==== INPUT DATA
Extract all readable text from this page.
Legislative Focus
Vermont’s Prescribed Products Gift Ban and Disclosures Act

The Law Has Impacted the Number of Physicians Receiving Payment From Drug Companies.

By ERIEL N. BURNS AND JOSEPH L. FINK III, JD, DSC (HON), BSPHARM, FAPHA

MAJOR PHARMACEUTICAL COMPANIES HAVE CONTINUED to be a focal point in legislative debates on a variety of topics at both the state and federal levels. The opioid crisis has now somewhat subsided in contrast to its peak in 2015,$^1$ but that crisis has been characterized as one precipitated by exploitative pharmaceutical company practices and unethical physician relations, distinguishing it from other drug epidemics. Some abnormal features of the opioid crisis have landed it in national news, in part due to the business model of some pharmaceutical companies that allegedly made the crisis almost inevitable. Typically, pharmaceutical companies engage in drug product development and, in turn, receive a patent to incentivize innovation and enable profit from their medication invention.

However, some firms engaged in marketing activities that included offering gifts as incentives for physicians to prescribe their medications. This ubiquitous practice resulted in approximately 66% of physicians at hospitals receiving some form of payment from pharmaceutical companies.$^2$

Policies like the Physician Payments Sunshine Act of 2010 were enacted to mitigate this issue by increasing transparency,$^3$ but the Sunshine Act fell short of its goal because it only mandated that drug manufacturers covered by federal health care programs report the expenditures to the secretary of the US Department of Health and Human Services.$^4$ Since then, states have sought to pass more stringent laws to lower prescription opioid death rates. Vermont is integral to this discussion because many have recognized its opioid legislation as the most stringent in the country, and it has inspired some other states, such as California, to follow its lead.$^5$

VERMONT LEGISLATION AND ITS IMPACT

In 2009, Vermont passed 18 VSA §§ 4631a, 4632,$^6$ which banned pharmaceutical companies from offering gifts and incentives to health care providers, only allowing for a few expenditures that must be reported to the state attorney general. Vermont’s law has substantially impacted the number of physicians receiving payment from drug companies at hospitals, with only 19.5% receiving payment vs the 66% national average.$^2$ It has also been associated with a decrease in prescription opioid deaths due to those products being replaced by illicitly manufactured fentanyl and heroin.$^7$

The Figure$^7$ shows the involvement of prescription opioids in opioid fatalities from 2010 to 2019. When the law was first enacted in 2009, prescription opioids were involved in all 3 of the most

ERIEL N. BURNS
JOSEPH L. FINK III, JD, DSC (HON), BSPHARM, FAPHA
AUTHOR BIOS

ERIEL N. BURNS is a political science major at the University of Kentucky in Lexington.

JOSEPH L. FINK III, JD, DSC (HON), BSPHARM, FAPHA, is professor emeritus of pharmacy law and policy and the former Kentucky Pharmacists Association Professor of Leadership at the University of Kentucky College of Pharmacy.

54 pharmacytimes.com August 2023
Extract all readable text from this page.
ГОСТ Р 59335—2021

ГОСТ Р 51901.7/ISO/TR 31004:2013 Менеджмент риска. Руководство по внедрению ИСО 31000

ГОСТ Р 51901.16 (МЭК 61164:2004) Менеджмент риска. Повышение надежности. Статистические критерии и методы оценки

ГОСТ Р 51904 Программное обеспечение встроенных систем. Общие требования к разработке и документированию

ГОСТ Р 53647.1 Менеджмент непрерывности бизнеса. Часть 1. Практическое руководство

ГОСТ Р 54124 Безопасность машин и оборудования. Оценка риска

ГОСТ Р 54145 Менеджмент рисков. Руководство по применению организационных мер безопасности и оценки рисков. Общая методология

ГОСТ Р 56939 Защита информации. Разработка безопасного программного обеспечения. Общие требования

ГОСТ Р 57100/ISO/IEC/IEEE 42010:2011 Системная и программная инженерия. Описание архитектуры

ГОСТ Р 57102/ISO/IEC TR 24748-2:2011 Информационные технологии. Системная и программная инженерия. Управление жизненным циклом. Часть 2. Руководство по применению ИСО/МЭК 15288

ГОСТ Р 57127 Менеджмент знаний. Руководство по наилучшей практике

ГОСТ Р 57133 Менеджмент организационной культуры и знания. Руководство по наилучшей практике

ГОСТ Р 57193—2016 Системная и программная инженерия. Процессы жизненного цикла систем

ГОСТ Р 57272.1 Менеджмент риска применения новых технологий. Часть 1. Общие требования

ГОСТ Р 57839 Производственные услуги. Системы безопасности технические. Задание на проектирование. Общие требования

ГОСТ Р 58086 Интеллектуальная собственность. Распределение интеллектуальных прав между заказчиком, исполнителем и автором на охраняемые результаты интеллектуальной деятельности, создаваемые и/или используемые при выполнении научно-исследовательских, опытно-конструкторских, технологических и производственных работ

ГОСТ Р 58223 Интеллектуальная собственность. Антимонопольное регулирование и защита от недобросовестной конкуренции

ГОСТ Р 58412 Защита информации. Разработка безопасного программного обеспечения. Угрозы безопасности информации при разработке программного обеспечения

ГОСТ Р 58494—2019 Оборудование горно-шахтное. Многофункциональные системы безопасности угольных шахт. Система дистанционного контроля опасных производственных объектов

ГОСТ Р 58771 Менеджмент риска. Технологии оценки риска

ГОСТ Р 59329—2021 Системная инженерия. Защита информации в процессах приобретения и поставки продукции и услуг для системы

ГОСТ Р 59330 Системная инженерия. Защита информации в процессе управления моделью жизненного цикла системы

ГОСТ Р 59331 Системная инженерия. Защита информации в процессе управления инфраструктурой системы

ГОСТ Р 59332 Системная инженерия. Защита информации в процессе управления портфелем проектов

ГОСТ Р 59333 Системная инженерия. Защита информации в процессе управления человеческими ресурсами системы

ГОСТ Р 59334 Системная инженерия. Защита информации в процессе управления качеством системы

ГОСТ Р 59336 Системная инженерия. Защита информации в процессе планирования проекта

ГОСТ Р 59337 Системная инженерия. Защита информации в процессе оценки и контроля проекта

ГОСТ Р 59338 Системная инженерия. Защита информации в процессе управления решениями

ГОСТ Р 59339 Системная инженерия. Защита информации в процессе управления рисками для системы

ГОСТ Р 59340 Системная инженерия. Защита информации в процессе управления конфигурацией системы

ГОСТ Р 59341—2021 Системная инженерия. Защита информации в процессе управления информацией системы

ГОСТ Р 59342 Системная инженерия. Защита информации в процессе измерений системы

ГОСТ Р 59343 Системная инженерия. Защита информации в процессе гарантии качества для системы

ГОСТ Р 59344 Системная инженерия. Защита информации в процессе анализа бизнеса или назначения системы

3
========
- **STATED TASK**
From the entries above, copy every line where the word "требования" shows up.

- **FINISHED ANSWER**
ГОСТ Р 51904 Программное обеспечение встроенных систем. Общие требования к разработке и документированию
ГОСТ Р 56939 Защита информации. Разработка безопасного программного обеспечения. Общие требования
ГОСТ Р 57272.1 Менеджмент риска применения новых технологий. Часть 1. Общие требования
ГОСТ Р 57839 Производственные услуги. Системы безопасности технические. Задание на проектирование. Общие требования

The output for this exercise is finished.